Kitsbow moved its manufacturing headquarters from California to North Carolina just five months ago and adopted a new “lean manufacturing” method based on the well-known Toyota Way, where products are made one at a time, to order, rather than in batches.

“In this system, the worker is the valuable resource, not the machine on the assembly line,” Billstrom says.

The result is a workforce and factory capable of pivoting to new products very quickly, which is exactly what Billstrom did when he started hearing about hospitals in the Asheville area that desperately needed masks, face shields, and other medical tools to fight the coronavirus.

“We have our entire design team working together in one place,” Billstrom says. “We have a pattern maker, a product engineer, a technical apparel designer, and a supply chain manager who collaborate daily. They’re able to design and implement new processes extremely fast. Add to that a workforce that makes one unit at a time rather than in batches, and you basically have a setup that can be pivoted on a dime.”

Billstrom approached his design team with the idea to start producing face shields on March 19—a Thursday. By that Saturday, the first 500 were done, and the team had finished a design for a cloth face mask similar to the N95, a much-needed model among hospital workers. The mask was approved by a medical advisor on Sunday, and by Tuesday, Kitsbow had an order for 42,000 units, thanks to a Facebook post that spread among Billstrom’s personal network of EMTs and business associates.

A Kitsbow employee wears a clear plastic face shield.
Kitsbow’s face shield design is simple but medically effective. (Photo: Courtesy)

Just seven days after developing the concept, the company had ongoing orders for 100,000 face shields and 100,000 masks to be produced each week and distributed throughout the 29 counties of the Western North Carolina region. Billstrom is confident that these orders can keep the business profitable for the foreseeable future.

“We used Kitsbow Blue, one of our signature colors, on the nosepiece of the masks,” Billstrom says, noting that even with its radical shift in output, the company is still finding ways to put its own touch on the medical products—essentially treating them like part of the Kitsbow line. “A reusable face mask that is stylish and fits well may even become a product of ours down the road.”

This nimbleness—pivoting an entire factory to a new product, securing orders for hundreds of thousands of units within the space of a week, all while maintaining a sense of brand cohesion—is a direct result of Kitsbow’s lean manufacturing process, according to Billstrom.

__What you should do__:
Transcribe the Kitsbow article between "Billstrom approached his" and "effective. (Photo: Courtesy)", inclusive, without alteration.

__Given entries__:
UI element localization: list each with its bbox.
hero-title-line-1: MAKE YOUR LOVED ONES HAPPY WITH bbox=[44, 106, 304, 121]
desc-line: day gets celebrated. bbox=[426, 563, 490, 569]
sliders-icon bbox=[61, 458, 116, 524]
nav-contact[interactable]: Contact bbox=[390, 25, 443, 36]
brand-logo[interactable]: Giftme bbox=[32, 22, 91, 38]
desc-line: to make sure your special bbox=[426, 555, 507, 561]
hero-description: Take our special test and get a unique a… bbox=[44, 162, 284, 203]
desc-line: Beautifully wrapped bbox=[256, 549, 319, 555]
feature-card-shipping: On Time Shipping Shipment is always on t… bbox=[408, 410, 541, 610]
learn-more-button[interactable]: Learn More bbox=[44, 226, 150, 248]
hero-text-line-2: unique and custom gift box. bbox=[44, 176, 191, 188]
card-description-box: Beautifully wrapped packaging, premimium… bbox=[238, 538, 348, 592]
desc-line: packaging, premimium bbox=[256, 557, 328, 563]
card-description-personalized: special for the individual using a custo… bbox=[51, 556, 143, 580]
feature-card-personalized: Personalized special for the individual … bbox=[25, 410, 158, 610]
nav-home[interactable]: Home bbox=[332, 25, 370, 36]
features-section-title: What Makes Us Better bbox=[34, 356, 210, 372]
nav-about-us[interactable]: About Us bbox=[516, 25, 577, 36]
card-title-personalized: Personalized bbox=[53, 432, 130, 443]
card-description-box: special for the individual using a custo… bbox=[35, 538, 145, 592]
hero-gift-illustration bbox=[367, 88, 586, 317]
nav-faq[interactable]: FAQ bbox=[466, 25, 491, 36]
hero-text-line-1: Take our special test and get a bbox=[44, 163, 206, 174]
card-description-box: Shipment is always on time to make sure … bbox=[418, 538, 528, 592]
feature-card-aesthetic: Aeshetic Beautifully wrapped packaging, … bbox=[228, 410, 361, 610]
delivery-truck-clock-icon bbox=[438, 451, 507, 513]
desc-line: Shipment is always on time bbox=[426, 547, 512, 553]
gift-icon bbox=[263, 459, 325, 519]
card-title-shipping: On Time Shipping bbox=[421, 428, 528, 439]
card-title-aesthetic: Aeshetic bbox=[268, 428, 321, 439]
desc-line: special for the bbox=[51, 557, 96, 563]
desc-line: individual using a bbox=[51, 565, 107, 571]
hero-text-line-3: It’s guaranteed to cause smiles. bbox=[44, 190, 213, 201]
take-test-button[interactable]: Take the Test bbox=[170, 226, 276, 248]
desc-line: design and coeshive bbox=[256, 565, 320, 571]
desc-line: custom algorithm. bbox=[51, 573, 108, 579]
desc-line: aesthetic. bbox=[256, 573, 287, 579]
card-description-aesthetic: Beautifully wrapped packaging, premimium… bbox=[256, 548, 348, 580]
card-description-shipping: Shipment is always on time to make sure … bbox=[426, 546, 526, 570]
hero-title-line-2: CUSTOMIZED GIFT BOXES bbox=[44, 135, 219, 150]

__Answer space__:
Billstrom approached his design team with the idea to start producing face shields on March 19—a Thursday. By that Saturday, the first 500 were done, and the team had finished a design for a cloth face mask similar to the N95, a much-needed model among hospital workers. The mask was approved by a medical advisor on Sunday, and by Tuesday, Kitsbow had an order for 42,000 units, thanks to a Facebook post that spread among Billstrom’s personal network of EMTs and business associates.

A Kitsbow employee wears a clear plastic face shield.
Kitsbow’s face shield design is simple but medically effective. (Photo: Courtesy)